La consumación y renovación del mundo significará el final de la obra de Cristo: su misión estará ya cumplida. Como entonces habrán sido derrotados todos los enemigos del reino de Dios, Jesús entregará el reinado a Dios Padre (1 Cor 15, 14), sin abdicar por ello de su poder soberano ni de su dignidad regia, fundados en la unión hipostática.

Con el fin del mundo comenzará el reino perfecto de Dios, reino que constituye el fin último de toda la creación y el sentido supremo de toda la historia humana.

 


IV) EPÍLOGO.

En los puntos I y II precedentes expusimos los aspectos preliminares e introductorios comunes a las tres entradas que integran nuestro trabajo sobre escatología cristiana (Escatologías Católica, Ortodoxa y Protestante); las que serán publicadas sucesivamente, en el orden y bajo los títulos indicados al comienzo.

En ese marco general resaltamos la importancia de la escatología cristiana para la vida presente y futura de los seres humanos.

Luego de ese tramo común y ya abocándonos en particular la escatología católica, incorporamos en el punto III los pasajes pertinentes de la excelente obra de Ludwig Ott, Manual de Teología Dogmática.

Ahora, como cierre de esta primera sección de nuestro trabajo, elegimos una trascendente monición[8] sálmica[9]. Más precisamente aportamos un breve e interesante comentario sobre el salmo 48.

“El salmo 48 es un poema sapiencial sobre la vanidad de las riquezas y la brevedad de la vida. Al final de la jornada, escuchar atentamente estas reflexiones de un sabio puede centrar nuestro espíritu, excesivamente turbado quizá por los quehaceres y preocupaciones de la jornada.”

“Ha pasado ya un nuevo día de nuestra vida, y como él terminará también nuestro vivir en la tierra. ¿Por qué, pues, temer tanto ante males que sólo duran un instante? ¿Por qué habré de temer los días aciagos?, se pregunta el salmista; y ¿por qué esperar tanto de nosotros mismos y desesperar ante nuestros fracasos, si nadie puede salvarse a sí mismo?”

_ _ _

### Qué hacer
Según el extracto, ¿cómo se describe el salmo 48?

[Datos de análisis de la disposición de documentos]

_ _ _

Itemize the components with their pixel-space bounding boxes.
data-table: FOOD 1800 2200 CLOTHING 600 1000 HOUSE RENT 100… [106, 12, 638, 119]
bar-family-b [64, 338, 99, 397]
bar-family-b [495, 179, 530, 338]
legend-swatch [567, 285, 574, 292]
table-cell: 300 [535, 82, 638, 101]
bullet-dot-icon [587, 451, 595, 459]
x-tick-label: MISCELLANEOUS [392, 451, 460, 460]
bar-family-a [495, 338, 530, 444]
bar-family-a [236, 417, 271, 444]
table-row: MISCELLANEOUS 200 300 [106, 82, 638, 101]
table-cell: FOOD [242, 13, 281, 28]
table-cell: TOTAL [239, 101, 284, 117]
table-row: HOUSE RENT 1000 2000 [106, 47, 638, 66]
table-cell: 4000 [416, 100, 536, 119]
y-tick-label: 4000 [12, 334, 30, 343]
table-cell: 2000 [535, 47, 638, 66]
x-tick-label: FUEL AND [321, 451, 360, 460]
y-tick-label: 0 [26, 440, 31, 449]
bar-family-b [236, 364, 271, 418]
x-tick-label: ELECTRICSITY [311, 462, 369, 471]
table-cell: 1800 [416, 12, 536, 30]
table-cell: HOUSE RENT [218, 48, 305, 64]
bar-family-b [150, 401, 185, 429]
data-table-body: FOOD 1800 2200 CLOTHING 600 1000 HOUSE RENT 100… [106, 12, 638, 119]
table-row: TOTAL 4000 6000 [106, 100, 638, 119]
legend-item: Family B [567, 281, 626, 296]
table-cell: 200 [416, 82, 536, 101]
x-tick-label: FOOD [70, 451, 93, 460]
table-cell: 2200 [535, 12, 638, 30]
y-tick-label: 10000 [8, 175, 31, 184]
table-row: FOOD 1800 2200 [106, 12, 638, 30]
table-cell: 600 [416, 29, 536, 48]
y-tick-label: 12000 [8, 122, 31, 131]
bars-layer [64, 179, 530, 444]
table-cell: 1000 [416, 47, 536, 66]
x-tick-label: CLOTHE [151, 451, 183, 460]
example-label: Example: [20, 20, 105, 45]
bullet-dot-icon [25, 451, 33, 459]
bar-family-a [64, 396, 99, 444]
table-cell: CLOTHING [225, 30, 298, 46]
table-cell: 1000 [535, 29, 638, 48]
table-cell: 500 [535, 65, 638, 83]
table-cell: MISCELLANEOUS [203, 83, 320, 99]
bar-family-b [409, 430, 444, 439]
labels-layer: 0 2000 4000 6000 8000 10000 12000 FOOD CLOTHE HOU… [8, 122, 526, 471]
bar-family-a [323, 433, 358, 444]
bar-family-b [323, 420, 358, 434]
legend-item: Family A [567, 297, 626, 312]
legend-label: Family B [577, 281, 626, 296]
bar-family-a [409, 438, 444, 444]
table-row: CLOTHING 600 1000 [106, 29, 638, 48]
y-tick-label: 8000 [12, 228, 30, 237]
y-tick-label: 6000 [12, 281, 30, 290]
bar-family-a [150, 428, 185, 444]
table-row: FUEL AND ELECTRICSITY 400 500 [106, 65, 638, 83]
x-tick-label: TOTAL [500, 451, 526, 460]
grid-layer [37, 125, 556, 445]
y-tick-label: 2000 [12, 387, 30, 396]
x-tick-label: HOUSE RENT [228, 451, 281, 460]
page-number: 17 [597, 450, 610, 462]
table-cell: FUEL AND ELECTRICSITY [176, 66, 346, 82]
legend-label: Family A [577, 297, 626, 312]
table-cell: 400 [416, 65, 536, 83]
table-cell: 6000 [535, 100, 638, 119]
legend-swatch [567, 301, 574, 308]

_ _ _

### Tu solución
Como un poema sapiencial sobre la vanidad de las riquezas y la brevedad de la vida.